| What the task asks |
Identify every line in the records below that contains the word "individual", and reproduce each one.
>> START Extracted data
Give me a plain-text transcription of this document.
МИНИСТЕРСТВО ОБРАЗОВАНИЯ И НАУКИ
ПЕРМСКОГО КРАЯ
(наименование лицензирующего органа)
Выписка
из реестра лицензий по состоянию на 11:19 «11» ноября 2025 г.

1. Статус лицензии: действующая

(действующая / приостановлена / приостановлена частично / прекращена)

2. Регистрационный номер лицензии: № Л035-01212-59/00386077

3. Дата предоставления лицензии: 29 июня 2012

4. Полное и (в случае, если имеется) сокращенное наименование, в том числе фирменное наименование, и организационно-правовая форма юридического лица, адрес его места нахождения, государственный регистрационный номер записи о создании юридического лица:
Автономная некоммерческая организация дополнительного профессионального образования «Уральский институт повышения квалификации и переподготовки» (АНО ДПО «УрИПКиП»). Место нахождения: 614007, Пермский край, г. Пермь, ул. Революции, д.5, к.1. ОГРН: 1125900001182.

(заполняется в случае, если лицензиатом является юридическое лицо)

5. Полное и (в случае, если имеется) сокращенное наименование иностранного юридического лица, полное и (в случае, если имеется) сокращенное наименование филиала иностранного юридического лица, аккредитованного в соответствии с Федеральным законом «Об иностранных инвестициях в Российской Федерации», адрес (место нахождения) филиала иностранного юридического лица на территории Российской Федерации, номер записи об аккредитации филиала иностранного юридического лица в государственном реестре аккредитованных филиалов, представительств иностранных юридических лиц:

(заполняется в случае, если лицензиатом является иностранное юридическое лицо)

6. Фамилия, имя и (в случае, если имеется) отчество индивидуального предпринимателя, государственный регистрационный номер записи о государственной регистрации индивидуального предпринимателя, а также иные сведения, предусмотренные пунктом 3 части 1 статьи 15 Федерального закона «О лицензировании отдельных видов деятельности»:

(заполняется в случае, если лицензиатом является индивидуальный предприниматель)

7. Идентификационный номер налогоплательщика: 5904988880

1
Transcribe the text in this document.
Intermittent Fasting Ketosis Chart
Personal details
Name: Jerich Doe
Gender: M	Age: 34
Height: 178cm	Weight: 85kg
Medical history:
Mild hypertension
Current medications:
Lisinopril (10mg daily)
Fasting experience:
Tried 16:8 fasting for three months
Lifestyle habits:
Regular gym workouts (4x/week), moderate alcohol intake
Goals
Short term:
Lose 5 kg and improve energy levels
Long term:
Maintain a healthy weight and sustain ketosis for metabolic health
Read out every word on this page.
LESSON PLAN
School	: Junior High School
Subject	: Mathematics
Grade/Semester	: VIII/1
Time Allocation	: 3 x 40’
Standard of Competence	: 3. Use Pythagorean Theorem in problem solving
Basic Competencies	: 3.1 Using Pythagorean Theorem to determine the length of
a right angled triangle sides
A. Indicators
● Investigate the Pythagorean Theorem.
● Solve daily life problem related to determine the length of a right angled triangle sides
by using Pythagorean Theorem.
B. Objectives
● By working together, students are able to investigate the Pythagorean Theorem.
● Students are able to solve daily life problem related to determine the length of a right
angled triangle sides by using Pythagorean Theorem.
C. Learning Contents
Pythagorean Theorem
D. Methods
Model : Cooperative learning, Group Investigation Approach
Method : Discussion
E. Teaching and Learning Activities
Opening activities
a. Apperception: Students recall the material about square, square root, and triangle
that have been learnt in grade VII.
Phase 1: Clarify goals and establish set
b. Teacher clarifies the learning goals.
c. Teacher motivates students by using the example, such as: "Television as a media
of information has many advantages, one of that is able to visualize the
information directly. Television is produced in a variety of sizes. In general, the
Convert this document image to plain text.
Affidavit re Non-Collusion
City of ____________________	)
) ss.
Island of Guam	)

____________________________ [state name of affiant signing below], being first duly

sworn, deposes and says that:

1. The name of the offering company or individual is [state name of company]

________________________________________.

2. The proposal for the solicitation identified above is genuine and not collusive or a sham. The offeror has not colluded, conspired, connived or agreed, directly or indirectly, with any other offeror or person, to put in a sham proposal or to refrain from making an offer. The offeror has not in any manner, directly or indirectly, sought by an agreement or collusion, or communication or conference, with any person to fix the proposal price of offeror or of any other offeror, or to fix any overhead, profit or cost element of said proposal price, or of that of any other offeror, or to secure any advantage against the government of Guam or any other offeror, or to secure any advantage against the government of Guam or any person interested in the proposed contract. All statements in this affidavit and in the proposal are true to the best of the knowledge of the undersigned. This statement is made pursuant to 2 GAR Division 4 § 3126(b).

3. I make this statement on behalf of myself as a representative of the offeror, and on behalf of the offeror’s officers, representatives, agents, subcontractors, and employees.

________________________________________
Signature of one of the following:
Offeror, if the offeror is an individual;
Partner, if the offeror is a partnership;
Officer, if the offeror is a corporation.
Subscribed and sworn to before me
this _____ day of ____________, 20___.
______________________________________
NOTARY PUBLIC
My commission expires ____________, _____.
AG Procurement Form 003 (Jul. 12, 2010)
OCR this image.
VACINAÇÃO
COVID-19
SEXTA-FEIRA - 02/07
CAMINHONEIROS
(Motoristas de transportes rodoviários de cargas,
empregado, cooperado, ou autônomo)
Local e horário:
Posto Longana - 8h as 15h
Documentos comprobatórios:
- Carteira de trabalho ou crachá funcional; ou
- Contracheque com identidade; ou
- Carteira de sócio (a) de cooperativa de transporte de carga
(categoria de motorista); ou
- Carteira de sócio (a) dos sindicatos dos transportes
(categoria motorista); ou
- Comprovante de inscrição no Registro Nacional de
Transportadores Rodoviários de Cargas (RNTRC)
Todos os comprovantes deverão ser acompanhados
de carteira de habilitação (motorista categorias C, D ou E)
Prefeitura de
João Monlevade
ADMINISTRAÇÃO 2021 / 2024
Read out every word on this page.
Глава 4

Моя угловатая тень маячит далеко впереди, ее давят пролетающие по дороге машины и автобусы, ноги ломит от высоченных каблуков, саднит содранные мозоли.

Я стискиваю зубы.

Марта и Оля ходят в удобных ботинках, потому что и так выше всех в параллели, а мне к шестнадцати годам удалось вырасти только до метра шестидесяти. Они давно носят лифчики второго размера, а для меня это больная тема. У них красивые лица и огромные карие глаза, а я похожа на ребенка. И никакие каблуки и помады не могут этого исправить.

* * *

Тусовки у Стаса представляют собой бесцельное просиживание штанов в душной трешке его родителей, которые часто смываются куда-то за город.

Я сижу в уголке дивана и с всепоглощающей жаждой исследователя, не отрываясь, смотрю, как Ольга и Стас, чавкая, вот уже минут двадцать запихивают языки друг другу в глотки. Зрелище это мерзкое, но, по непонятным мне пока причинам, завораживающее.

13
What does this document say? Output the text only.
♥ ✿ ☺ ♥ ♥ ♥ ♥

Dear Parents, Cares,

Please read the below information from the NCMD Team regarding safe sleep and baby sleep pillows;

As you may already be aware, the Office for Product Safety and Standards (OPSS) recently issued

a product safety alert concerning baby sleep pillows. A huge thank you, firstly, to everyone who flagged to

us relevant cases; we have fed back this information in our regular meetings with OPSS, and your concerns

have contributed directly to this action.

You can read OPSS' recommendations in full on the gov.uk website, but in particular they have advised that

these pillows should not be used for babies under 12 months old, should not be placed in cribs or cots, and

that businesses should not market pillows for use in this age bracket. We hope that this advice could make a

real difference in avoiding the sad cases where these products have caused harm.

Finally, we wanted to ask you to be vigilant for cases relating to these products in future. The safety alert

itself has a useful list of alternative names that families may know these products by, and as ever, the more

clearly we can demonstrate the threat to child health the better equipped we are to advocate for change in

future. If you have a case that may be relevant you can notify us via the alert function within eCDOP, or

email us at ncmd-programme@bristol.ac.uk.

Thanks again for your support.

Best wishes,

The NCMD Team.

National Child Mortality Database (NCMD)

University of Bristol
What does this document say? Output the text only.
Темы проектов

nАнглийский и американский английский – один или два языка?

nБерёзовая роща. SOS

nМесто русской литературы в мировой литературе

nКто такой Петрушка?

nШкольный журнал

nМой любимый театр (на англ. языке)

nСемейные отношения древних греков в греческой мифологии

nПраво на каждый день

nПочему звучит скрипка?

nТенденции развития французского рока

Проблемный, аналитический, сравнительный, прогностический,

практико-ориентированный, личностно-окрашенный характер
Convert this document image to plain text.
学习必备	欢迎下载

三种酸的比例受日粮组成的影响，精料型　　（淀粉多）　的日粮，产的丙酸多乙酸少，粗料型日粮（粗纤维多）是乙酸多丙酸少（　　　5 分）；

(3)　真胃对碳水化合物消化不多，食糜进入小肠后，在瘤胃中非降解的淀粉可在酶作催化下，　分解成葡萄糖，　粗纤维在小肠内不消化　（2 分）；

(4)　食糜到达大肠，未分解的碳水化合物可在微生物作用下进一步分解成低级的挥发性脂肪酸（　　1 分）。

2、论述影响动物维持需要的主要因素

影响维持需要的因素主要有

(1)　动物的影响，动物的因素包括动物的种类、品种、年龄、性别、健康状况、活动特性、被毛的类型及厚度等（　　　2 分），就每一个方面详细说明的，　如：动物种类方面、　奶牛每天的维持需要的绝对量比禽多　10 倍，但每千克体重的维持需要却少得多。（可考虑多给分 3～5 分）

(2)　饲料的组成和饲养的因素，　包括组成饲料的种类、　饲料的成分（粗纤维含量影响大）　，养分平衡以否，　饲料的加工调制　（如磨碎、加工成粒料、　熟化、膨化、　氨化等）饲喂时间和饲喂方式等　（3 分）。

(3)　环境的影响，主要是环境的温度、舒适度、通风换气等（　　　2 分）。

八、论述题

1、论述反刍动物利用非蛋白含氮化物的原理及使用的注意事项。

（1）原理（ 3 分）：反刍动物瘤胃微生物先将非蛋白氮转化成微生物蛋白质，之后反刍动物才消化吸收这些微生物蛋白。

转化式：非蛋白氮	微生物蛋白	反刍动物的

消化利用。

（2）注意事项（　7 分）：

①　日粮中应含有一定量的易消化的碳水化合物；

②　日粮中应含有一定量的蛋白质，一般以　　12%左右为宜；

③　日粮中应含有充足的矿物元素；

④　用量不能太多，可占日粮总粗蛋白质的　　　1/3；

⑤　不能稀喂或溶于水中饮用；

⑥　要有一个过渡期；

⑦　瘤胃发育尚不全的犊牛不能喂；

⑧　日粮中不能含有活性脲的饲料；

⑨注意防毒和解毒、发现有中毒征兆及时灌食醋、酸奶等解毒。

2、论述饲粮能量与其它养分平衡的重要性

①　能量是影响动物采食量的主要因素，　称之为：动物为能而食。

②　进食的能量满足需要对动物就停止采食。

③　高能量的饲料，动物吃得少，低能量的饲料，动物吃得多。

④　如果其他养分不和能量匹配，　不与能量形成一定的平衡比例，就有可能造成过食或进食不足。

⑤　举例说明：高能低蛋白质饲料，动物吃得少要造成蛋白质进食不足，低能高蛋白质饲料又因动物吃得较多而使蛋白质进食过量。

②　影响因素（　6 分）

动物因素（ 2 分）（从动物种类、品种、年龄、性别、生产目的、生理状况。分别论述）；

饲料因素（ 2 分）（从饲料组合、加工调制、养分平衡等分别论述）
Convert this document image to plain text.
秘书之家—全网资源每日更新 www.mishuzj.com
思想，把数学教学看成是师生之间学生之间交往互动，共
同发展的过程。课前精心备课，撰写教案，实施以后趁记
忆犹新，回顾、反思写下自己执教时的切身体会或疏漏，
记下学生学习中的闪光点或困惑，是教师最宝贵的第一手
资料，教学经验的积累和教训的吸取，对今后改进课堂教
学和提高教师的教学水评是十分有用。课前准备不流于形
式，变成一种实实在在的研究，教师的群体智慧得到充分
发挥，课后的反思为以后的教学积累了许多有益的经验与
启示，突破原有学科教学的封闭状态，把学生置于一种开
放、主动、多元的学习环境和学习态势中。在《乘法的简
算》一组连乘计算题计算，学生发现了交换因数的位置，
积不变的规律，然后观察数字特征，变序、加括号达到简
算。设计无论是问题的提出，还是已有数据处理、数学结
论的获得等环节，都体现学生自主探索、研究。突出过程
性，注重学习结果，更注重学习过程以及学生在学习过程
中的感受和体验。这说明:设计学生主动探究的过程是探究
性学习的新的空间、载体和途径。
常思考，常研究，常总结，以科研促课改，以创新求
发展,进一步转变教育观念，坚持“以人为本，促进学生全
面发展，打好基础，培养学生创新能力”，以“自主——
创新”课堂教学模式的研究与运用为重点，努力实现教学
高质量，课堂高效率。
>> END Extracted data
| Completed task |
1. The name of the offering company or individual is [state name of company]
Offeror, if the offeror is an individual;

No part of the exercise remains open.